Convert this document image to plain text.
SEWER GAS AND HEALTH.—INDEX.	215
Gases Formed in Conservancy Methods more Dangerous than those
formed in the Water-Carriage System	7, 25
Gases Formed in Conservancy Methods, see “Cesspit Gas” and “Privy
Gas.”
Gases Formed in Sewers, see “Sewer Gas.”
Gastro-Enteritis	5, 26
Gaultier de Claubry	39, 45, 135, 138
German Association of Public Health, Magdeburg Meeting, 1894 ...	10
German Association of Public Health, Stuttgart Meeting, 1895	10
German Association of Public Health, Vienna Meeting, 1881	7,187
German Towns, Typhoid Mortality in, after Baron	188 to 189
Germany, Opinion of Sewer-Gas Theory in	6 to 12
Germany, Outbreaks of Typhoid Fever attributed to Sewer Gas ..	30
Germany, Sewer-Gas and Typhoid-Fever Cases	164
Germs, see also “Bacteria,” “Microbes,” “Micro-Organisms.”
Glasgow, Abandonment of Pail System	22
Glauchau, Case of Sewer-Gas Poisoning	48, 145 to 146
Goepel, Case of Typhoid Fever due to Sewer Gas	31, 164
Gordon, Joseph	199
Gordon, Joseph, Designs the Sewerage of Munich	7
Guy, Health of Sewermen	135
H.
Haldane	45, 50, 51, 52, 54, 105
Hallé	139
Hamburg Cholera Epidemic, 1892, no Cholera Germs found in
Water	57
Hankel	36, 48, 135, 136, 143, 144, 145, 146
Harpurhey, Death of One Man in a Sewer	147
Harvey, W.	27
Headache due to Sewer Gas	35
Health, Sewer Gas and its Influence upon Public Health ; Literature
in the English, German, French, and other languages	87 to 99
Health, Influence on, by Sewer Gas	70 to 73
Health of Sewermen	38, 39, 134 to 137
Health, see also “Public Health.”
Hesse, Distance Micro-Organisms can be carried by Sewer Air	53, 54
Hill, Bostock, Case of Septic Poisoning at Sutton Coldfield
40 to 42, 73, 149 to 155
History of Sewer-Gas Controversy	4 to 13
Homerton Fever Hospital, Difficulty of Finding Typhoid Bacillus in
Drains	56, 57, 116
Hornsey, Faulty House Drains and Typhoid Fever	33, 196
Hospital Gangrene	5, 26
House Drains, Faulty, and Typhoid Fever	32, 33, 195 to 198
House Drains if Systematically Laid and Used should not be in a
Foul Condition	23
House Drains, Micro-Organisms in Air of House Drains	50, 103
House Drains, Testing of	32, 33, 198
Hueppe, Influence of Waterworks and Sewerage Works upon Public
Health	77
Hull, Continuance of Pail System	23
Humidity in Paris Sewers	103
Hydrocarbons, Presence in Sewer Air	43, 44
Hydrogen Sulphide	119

+-------+

# Task directions:
All the lines that hold the word "Germany" must appear in the answer, copied from the records.

# Exercise result:
Germany, Opinion of Sewer-Gas Theory in	6 to 12
Germany, Outbreaks of Typhoid Fever attributed to Sewer Gas ..	30
Germany, Sewer-Gas and Typhoid-Fever Cases	164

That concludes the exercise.